PROMPT: Please give the entries again in full and exactly, without any picture.

TASK INPUTS:
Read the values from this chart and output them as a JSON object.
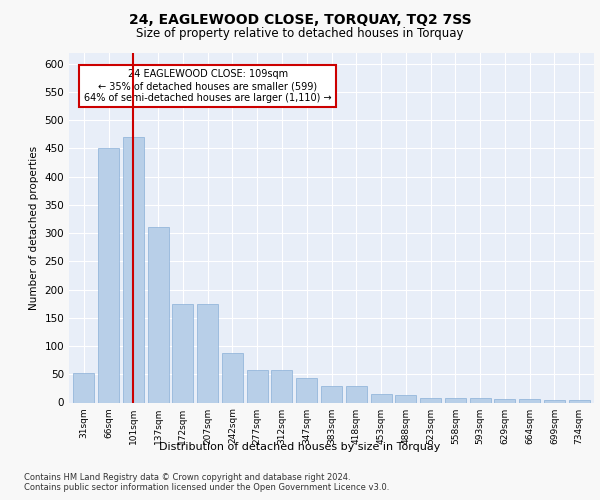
{
  "title": "24, EAGLEWOOD CLOSE, TORQUAY, TQ2 7SS",
  "subtitle": "Size of property relative to detached houses in Torquay",
  "xlabel": "Distribution of detached houses by size in Torquay",
  "ylabel": "Number of detached properties",
  "categories": [
    "31sqm",
    "66sqm",
    "101sqm",
    "137sqm",
    "172sqm",
    "207sqm",
    "242sqm",
    "277sqm",
    "312sqm",
    "347sqm",
    "383sqm",
    "418sqm",
    "453sqm",
    "488sqm",
    "523sqm",
    "558sqm",
    "593sqm",
    "629sqm",
    "664sqm",
    "699sqm",
    "734sqm"
  ],
  "values": [
    52,
    450,
    470,
    310,
    175,
    175,
    88,
    58,
    58,
    43,
    30,
    30,
    15,
    13,
    8,
    8,
    8,
    6,
    6,
    4,
    4
  ],
  "bar_color": "#b8cfe8",
  "bar_edge_color": "#8ab0d8",
  "highlight_line_color": "#cc0000",
  "highlight_line_index": 2,
  "annotation_text": "24 EAGLEWOOD CLOSE: 109sqm\n← 35% of detached houses are smaller (599)\n64% of semi-detached houses are larger (1,110) →",
  "annotation_box_color": "#ffffff",
  "annotation_box_edge": "#cc0000",
  "ylim": [
    0,
    620
  ],
  "yticks": [
    0,
    50,
    100,
    150,
    200,
    250,
    300,
    350,
    400,
    450,
    500,
    550,
    600
  ],
  "footer1": "Contains HM Land Registry data © Crown copyright and database right 2024.",
  "footer2": "Contains public sector information licensed under the Open Government Licence v3.0.",
  "bg_color": "#f8f8f8",
  "plot_bg_color": "#e8eef8"
}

CORRECT RESPONSE:
Read the values from this chart and output them as a JSON object.
{
  "title": "24, EAGLEWOOD CLOSE, TORQUAY, TQ2 7SS",
  "subtitle": "Size of property relative to detached houses in Torquay",
  "xlabel": "Distribution of detached houses by size in Torquay",
  "ylabel": "Number of detached properties",
  "categories": [
    "31sqm",
    "66sqm",
    "101sqm",
    "137sqm",
    "172sqm",
    "207sqm",
    "242sqm",
    "277sqm",
    "312sqm",
    "347sqm",
    "383sqm",
    "418sqm",
    "453sqm",
    "488sqm",
    "523sqm",
    "558sqm",
    "593sqm",
    "629sqm",
    "664sqm",
    "699sqm",
    "734sqm"
  ],
  "values": [
    52,
    450,
    470,
    310,
    175,
    175,
    88,
    58,
    58,
    43,
    30,
    30,
    15,
    13,
    8,
    8,
    8,
    6,
    6,
    4,
    4
  ],
  "bar_color": "#b8cfe8",
  "bar_edge_color": "#8ab0d8",
  "highlight_line_color": "#cc0000",
  "highlight_line_index": 2,
  "annotation_text": "24 EAGLEWOOD CLOSE: 109sqm\n← 35% of detached houses are smaller (599)\n64% of semi-detached houses are larger (1,110) →",
  "annotation_box_color": "#ffffff",
  "annotation_box_edge": "#cc0000",
  "ylim": [
    0,
    620
  ],
  "yticks": [
    0,
    50,
    100,
    150,
    200,
    250,
    300,
    350,
    400,
    450,
    500,
    550,
    600
  ],
  "footer1": "Contains HM Land Registry data © Crown copyright and database right 2024.",
  "footer2": "Contains public sector information licensed under the Open Government Licence v3.0.",
  "bg_color": "#f8f8f8",
  "plot_bg_color": "#e8eef8"
}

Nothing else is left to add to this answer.